◆ **EXERCISE REQUIREMENTS**
Copy every line of the data in which the word "comma" occurs.

-=-=-=-=-

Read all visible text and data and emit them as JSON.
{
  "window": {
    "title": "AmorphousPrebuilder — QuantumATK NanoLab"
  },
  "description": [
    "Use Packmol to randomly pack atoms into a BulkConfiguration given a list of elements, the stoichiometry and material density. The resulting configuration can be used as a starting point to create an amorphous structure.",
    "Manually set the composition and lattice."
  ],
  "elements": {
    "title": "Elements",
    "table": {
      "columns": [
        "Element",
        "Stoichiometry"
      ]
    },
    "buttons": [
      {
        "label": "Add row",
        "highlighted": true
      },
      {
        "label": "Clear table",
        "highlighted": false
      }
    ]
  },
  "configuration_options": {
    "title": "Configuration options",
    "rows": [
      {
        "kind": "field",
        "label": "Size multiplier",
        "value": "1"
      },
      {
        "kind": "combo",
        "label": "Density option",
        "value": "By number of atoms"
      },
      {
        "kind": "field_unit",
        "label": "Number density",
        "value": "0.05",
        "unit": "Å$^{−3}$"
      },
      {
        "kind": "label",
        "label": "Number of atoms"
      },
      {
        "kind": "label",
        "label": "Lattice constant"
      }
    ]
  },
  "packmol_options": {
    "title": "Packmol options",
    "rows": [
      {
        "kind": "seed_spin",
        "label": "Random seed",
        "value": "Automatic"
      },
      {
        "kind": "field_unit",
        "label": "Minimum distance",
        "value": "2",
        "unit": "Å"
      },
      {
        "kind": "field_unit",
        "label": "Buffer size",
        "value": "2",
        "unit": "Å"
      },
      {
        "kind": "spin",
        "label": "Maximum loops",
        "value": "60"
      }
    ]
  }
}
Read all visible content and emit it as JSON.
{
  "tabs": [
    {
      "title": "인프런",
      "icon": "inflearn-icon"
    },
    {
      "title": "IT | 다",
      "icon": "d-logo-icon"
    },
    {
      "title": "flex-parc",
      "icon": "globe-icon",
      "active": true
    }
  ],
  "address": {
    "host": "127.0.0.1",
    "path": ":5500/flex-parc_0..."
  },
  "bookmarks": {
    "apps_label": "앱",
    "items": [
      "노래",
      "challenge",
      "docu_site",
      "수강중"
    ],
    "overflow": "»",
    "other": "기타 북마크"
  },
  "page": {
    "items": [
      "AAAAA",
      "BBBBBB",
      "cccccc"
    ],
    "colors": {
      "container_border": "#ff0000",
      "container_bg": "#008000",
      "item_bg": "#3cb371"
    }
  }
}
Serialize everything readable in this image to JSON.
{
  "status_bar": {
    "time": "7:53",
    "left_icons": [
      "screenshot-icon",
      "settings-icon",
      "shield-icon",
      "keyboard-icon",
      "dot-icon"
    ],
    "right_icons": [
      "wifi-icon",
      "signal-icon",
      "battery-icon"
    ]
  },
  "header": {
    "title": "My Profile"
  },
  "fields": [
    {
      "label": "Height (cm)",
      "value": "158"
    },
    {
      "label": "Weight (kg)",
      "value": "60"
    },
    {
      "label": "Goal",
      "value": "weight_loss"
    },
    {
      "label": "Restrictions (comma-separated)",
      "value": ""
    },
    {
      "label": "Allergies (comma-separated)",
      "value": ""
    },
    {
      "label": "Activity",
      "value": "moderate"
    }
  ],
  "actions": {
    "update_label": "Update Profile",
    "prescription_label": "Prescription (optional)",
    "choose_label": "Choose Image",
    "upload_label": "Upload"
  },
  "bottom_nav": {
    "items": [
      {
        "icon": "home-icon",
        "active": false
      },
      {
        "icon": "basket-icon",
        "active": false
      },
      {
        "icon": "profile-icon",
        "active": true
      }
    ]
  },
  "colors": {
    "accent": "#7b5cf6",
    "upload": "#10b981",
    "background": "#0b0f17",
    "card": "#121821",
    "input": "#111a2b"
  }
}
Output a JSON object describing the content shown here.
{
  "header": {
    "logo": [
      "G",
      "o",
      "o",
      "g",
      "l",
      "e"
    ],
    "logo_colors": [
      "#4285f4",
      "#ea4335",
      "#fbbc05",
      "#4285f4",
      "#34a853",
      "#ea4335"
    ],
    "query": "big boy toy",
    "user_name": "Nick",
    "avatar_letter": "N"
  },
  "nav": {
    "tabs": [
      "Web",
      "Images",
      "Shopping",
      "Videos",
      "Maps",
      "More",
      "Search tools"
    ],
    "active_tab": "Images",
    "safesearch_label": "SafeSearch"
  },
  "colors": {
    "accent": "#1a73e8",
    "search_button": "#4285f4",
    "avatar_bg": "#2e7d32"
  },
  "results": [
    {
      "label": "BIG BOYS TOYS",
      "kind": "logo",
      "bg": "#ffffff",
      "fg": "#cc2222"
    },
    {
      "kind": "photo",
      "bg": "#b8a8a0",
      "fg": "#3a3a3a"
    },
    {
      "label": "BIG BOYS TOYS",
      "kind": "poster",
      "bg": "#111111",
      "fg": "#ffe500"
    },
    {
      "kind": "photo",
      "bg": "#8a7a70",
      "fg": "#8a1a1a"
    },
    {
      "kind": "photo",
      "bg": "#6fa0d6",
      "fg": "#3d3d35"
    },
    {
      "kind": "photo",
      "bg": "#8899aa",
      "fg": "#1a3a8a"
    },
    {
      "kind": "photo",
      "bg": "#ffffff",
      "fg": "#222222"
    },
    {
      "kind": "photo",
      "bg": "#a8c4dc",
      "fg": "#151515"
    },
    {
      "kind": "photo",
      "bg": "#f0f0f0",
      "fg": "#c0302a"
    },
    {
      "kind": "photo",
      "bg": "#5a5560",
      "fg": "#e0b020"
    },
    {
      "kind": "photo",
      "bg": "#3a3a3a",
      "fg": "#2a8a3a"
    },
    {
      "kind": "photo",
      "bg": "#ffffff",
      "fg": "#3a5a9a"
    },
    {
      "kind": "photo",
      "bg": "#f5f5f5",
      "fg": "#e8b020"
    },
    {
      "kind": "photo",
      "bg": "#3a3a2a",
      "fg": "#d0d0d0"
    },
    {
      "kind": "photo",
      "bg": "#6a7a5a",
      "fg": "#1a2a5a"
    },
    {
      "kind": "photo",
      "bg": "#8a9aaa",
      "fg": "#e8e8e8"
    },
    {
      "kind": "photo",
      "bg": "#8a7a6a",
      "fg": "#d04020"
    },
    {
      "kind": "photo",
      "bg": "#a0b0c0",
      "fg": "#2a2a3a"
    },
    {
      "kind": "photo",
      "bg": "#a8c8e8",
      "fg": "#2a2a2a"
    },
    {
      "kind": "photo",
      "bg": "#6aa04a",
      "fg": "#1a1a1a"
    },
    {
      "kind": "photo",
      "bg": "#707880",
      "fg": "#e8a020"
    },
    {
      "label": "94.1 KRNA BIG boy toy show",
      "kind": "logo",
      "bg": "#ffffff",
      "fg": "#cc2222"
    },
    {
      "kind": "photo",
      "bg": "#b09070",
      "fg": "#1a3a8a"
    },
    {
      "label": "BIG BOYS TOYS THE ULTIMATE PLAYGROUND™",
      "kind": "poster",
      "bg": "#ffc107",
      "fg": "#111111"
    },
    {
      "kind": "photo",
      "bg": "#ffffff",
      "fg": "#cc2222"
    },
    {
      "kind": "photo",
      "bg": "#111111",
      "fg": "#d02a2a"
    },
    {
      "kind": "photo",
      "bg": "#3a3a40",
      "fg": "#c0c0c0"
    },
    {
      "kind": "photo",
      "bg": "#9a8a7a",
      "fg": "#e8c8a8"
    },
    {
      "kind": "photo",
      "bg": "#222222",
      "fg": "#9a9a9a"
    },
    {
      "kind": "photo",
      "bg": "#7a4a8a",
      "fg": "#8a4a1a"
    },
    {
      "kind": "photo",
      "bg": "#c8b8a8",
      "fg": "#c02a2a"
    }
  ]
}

-=-=-=-=-

◆ **RESPONSE**
      "label": "Restrictions (comma-separated)",
      "label": "Allergies (comma-separated)",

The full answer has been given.